**Data**:
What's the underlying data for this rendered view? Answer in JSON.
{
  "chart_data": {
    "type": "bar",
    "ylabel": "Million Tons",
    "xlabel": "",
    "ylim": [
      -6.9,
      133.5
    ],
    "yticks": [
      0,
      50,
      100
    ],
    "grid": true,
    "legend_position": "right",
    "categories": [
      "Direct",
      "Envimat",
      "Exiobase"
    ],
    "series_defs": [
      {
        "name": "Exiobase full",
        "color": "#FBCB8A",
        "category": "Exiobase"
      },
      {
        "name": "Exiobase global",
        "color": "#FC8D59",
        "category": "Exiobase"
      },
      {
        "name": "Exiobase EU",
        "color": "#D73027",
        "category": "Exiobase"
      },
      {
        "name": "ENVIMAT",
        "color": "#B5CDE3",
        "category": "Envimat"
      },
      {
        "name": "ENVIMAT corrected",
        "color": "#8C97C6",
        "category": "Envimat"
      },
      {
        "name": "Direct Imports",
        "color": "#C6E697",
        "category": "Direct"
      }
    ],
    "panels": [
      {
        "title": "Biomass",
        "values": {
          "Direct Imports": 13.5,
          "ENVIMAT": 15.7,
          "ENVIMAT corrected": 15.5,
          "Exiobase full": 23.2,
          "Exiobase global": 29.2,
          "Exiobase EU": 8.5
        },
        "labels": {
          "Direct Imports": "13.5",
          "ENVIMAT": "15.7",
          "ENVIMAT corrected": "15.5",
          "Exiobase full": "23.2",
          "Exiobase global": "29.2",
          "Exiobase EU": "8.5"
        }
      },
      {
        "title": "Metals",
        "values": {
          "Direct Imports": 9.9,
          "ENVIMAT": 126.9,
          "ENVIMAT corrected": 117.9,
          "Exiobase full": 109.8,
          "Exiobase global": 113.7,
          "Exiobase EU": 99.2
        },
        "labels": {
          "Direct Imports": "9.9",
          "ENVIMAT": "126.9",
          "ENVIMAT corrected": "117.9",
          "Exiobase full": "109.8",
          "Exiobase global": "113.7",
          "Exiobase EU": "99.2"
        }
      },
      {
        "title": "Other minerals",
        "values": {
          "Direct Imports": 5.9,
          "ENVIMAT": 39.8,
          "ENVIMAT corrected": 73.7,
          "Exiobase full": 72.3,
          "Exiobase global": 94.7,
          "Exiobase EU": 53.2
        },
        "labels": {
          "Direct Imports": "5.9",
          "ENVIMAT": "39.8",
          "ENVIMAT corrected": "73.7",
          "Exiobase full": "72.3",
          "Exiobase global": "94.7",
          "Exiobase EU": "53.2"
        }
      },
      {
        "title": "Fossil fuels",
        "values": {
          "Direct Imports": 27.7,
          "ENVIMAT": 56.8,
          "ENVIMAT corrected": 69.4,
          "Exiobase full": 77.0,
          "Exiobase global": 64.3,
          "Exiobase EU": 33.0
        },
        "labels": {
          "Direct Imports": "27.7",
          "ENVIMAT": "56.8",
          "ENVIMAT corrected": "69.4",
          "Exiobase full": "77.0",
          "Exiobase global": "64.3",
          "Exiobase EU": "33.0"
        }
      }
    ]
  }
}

**Instructions to follow**: Only lines with the string "full" belong in your answer; copy each one.

**Exercise solution**:
        "name": "Exiobase full",
          "Exiobase full": 23.2,
          "Exiobase full": "23.2",
          "Exiobase full": 109.8,
          "Exiobase full": "109.8",
          "Exiobase full": 72.3,
          "Exiobase full": "72.3",
          "Exiobase full": 77.0,
          "Exiobase full": "77.0",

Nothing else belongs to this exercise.